** ФРАГМЕНТ ТЕКСТА **
::::
Это вам, потомки! Пятидесятые годы. А.Б. Мариенгоф
Вряд ли Анатолий Борисович Мариенгоф был удовлетворен своей творческой судьбой. Талантливый поэт и драматург, он начинал в первые послереволюционные годы, издал несколько поэтических сборников, появилась его трагедия «Заговор дураков». В 1927 году был напечатан его «Роман без вранья» — сенсационно откровенный рассказ о дружбе Анатолия Борисовича с Сергеем Есениным. Мариенгофу посвящены такие значительные есенинские произведения, как драматическая поэма «Пугачев» и своего рода эстетический манифест «Ключи Марии». Долгое время Есенин и Мариенгоф были близкими друзьями, оба они выступили главными действующими лицами художественного течения, вошедшего в историю советской литературы под именем имажинизма. Их подписи стоят под многими боевыми декларациями этого объединения, противопоставлявшего себя, в первую очередь, футуризму, не говоря уже о других направлениях с более солидным стажем.
Группа имажинистов просуществовала недолго, до 1927 года. Между тем Мариенгоф в определенной степени оставался верен принципиальным открытиям своей литературной молодости. Это проявилось и в его комедии «Шут Балакирев» (1940), и в ряде других произведений. И на протяжении всех лет он был неизменной мишенью для догматично правоверных критиков и литературоведов — от погромной статьи Ан. Тарасенкова в старой Литературной энциклопедии (1932) до пресловутого А. Дымшица (1951). С лихим упорством от него, а заодно и от имажинизма «оберегали» Есенина, а большой поэт в этом вовсе и не нуждался. Так или иначе, но именно Анатолию Мариенгофу адресованы следующие есенинские строфы:
Есть в дружбе счастье оголтелое
И судорога буйных чувств —
Огонь растапливает тело,
Как стеариновую свечу.
::::
** ПРЕДСТАВЛЕННЫЙ МАТЕРИАЛ **
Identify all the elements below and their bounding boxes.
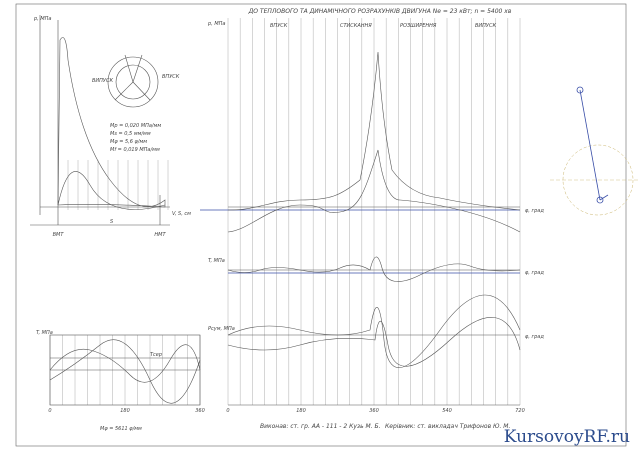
::::
** ЗАДАНИЕ **
Перепишите часть текста об Анатолии Мариенгофе, которая открывается словами «Группа имажинистов просуществовала» и завершается словами «Как стеариновую свечу.», заменив в ней «стеариновую» на «восковую».

** РЕЗУЛЬТАТ ВЫПОЛНЕНИЯ **
Группа имажинистов просуществовала недолго, до 1927 года. Между тем Мариенгоф в определенной степени оставался верен принципиальным открытиям своей литературной молодости. Это проявилось и в его комедии «Шут Балакирев» (1940), и в ряде других произведений. И на протяжении всех лет он был неизменной мишенью для догматично правоверных критиков и литературоведов — от погромной статьи Ан. Тарасенкова в старой Литературной энциклопедии (1932) до пресловутого А. Дымшица (1951). С лихим упорством от него, а заодно и от имажинизма «оберегали» Есенина, а большой поэт в этом вовсе и не нуждался. Так или иначе, но именно Анатолию Мариенгофу адресованы следующие есенинские строфы:
Есть в дружбе счастье оголтелое
И судорога буйных чувств —
Огонь растапливает тело,
Как восковую свечу.